_Direction_. Provide only the number of lines where "Share" occurs.

_Data listing_.
— Start —

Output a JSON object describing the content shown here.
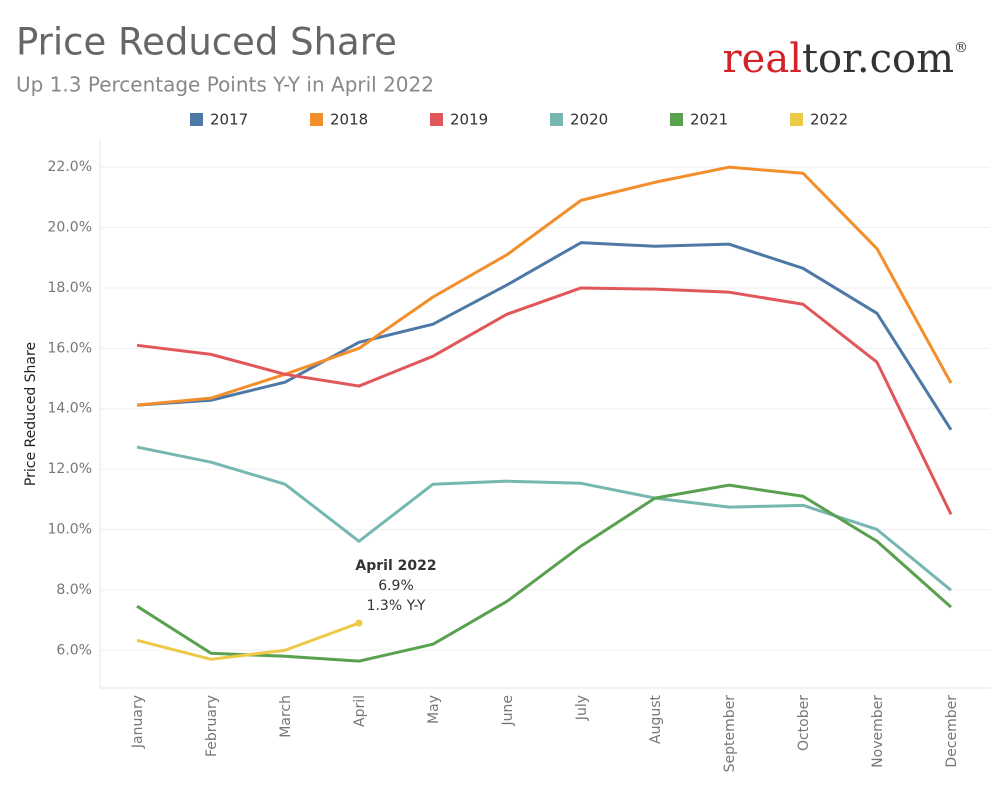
{
  "chart_data": {
    "type": "line",
    "title": "Price Reduced Share",
    "subtitle": "Up 1.3 Percentage Points Y-Y in April 2022",
    "logo": [
      "real",
      "tor.com",
      "®"
    ],
    "y_label": "Price Reduced Share",
    "categories": [
      "January",
      "February",
      "March",
      "April",
      "May",
      "June",
      "July",
      "August",
      "September",
      "October",
      "November",
      "December"
    ],
    "series": [
      {
        "name": "2017",
        "color": "#4e79a7",
        "values": [
          14.12,
          14.28,
          14.88,
          16.2,
          16.8,
          18.1,
          19.5,
          19.38,
          19.45,
          18.65,
          17.16,
          13.3
        ]
      },
      {
        "name": "2018",
        "color": "#f28e2b",
        "values": [
          14.12,
          14.35,
          15.14,
          16.0,
          17.7,
          19.1,
          20.9,
          21.5,
          22.0,
          21.8,
          19.3,
          14.85
        ]
      },
      {
        "name": "2019",
        "color": "#e15759",
        "values": [
          16.1,
          15.8,
          15.14,
          14.75,
          15.74,
          17.13,
          18.0,
          17.96,
          17.86,
          17.46,
          15.54,
          10.5
        ]
      },
      {
        "name": "2020",
        "color": "#76b7b2",
        "values": [
          12.73,
          12.23,
          11.5,
          9.61,
          11.5,
          11.6,
          11.53,
          11.04,
          10.74,
          10.8,
          10.0,
          7.99
        ]
      },
      {
        "name": "2021",
        "color": "#59a14f",
        "values": [
          7.46,
          5.9,
          5.8,
          5.64,
          6.2,
          7.62,
          9.45,
          11.04,
          11.47,
          11.1,
          9.61,
          7.43
        ]
      },
      {
        "name": "2022",
        "color": "#edc948",
        "values": [
          6.33,
          5.7,
          6.0,
          6.9,
          null,
          null,
          null,
          null,
          null,
          null,
          null,
          null
        ]
      }
    ],
    "annotation": {
      "title": "April 2022",
      "value": "6.9%",
      "change": "1.3% Y-Y"
    },
    "ylim": [
      4.75,
      22.9
    ],
    "yticks": [
      {
        "value": 6,
        "label": "6.0%"
      },
      {
        "value": 8,
        "label": "8.0%"
      },
      {
        "value": 10,
        "label": "10.0%"
      },
      {
        "value": 12,
        "label": "12.0%"
      },
      {
        "value": 14,
        "label": "14.0%"
      },
      {
        "value": 16,
        "label": "16.0%"
      },
      {
        "value": 18,
        "label": "18.0%"
      },
      {
        "value": 20,
        "label": "20.0%"
      },
      {
        "value": 22,
        "label": "22.0%"
      }
    ],
    "grid": true
  }
}
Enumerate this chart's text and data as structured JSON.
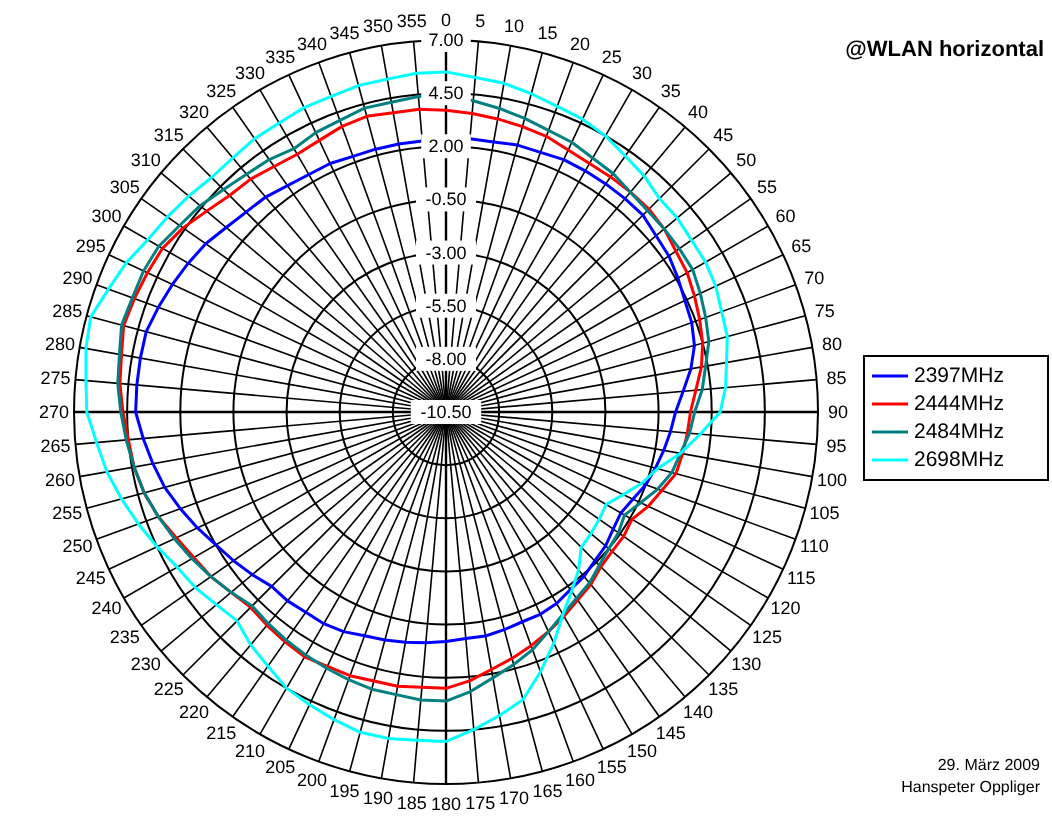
{
  "chart_data": {
    "type": "radar",
    "title": "@WLAN horizontal",
    "categories": [
      "0",
      "5",
      "10",
      "15",
      "20",
      "25",
      "30",
      "35",
      "40",
      "45",
      "50",
      "55",
      "60",
      "65",
      "70",
      "75",
      "80",
      "85",
      "90",
      "95",
      "100",
      "105",
      "110",
      "115",
      "120",
      "125",
      "130",
      "135",
      "140",
      "145",
      "150",
      "155",
      "160",
      "165",
      "170",
      "175",
      "180",
      "185",
      "190",
      "195",
      "200",
      "205",
      "210",
      "215",
      "220",
      "225",
      "230",
      "235",
      "240",
      "245",
      "250",
      "255",
      "260",
      "265",
      "270",
      "275",
      "280",
      "285",
      "290",
      "295",
      "300",
      "305",
      "310",
      "315",
      "320",
      "325",
      "330",
      "335",
      "340",
      "345",
      "350",
      "355"
    ],
    "series": [
      {
        "name": "2397MHz",
        "color": "#0000ff",
        "values": [
          2.3,
          2.4,
          2.4,
          2.5,
          2.5,
          2.6,
          2.6,
          2.6,
          2.6,
          2.6,
          2.4,
          2.3,
          2.1,
          1.9,
          1.8,
          1.6,
          1.2,
          0.7,
          0.3,
          0.1,
          -0.1,
          -0.3,
          -0.5,
          -0.8,
          -1.0,
          -0.9,
          -0.7,
          -0.6,
          -0.4,
          -0.3,
          -0.1,
          0.0,
          0.0,
          0.1,
          0.2,
          0.2,
          0.3,
          0.4,
          0.5,
          0.6,
          0.7,
          0.9,
          1.0,
          1.0,
          1.1,
          1.1,
          1.4,
          1.7,
          2.0,
          2.4,
          2.8,
          3.2,
          3.5,
          3.8,
          4.1,
          4.1,
          4.1,
          4.1,
          3.9,
          3.7,
          3.5,
          3.3,
          3.0,
          2.8,
          2.7,
          2.5,
          2.4,
          2.4,
          2.3,
          2.3,
          2.3,
          2.3
        ]
      },
      {
        "name": "2444MHz",
        "color": "#ff0000",
        "values": [
          3.7,
          3.6,
          3.5,
          3.4,
          3.3,
          3.1,
          3.0,
          3.0,
          3.0,
          3.0,
          2.9,
          2.7,
          2.6,
          2.4,
          2.2,
          2.0,
          1.7,
          1.3,
          1.0,
          0.9,
          0.8,
          0.7,
          0.3,
          0.0,
          -0.4,
          -0.3,
          -0.3,
          -0.2,
          0.1,
          0.3,
          0.6,
          0.9,
          1.2,
          1.5,
          1.8,
          2.2,
          2.5,
          2.5,
          2.6,
          2.6,
          2.7,
          2.7,
          2.8,
          2.7,
          2.6,
          2.5,
          2.7,
          3.0,
          3.2,
          3.5,
          3.9,
          4.2,
          4.4,
          4.5,
          4.7,
          4.9,
          5.0,
          5.2,
          5.1,
          5.0,
          4.9,
          4.6,
          4.2,
          3.9,
          3.8,
          3.6,
          3.5,
          3.6,
          3.8,
          3.9,
          3.8,
          3.8
        ]
      },
      {
        "name": "2484MHz",
        "color": "#008080",
        "values": [
          4.4,
          4.2,
          4.0,
          3.8,
          3.6,
          3.5,
          3.3,
          3.2,
          3.0,
          2.9,
          2.9,
          2.9,
          2.9,
          2.7,
          2.5,
          2.3,
          1.9,
          1.6,
          1.2,
          1.0,
          0.7,
          0.5,
          0.1,
          -0.4,
          -0.8,
          -0.6,
          -0.5,
          -0.3,
          0.0,
          0.2,
          0.5,
          0.9,
          1.4,
          1.8,
          2.2,
          2.7,
          3.1,
          3.1,
          3.0,
          3.0,
          2.9,
          2.8,
          2.7,
          2.6,
          2.5,
          2.4,
          2.7,
          3.0,
          3.3,
          3.6,
          3.9,
          4.2,
          4.4,
          4.6,
          4.8,
          5.0,
          5.1,
          5.3,
          5.2,
          5.2,
          5.1,
          4.8,
          4.6,
          4.3,
          4.1,
          4.0,
          3.8,
          4.0,
          4.1,
          4.3,
          4.3,
          4.4
        ]
      },
      {
        "name": "2698MHz",
        "color": "#00ffff",
        "values": [
          5.5,
          5.3,
          5.2,
          5.0,
          4.8,
          4.7,
          4.5,
          4.2,
          4.0,
          3.7,
          3.7,
          3.6,
          3.6,
          3.5,
          3.3,
          3.2,
          2.9,
          2.7,
          2.4,
          1.5,
          0.7,
          -0.2,
          -0.7,
          -1.3,
          -1.8,
          -1.7,
          -1.6,
          -1.5,
          -0.8,
          -0.2,
          0.5,
          1.5,
          2.5,
          3.5,
          4.0,
          4.5,
          5.0,
          5.0,
          5.1,
          5.1,
          4.9,
          4.7,
          4.5,
          4.1,
          3.8,
          3.4,
          3.6,
          3.9,
          4.1,
          4.5,
          4.9,
          5.3,
          5.7,
          6.0,
          6.4,
          6.5,
          6.7,
          6.8,
          6.4,
          6.1,
          5.7,
          5.5,
          5.3,
          5.1,
          5.1,
          5.2,
          5.2,
          5.3,
          5.3,
          5.4,
          5.4,
          5.5
        ]
      }
    ],
    "ylim": [
      -10.5,
      7
    ],
    "yticks": [
      {
        "value": -10.5,
        "label": "-10.50"
      },
      {
        "value": -8,
        "label": "-8.00"
      },
      {
        "value": -5.5,
        "label": "-5.50"
      },
      {
        "value": -3,
        "label": "-3.00"
      },
      {
        "value": -0.5,
        "label": "-0.50"
      },
      {
        "value": 2,
        "label": "2.00"
      },
      {
        "value": 4.5,
        "label": "4.50"
      },
      {
        "value": 7,
        "label": "7.00"
      }
    ],
    "grid": true,
    "legend": "right",
    "marker": "none",
    "annotations": [
      "29. März 2009",
      "Hanspeter Oppliger"
    ]
  }
}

— End —

_The result_. 2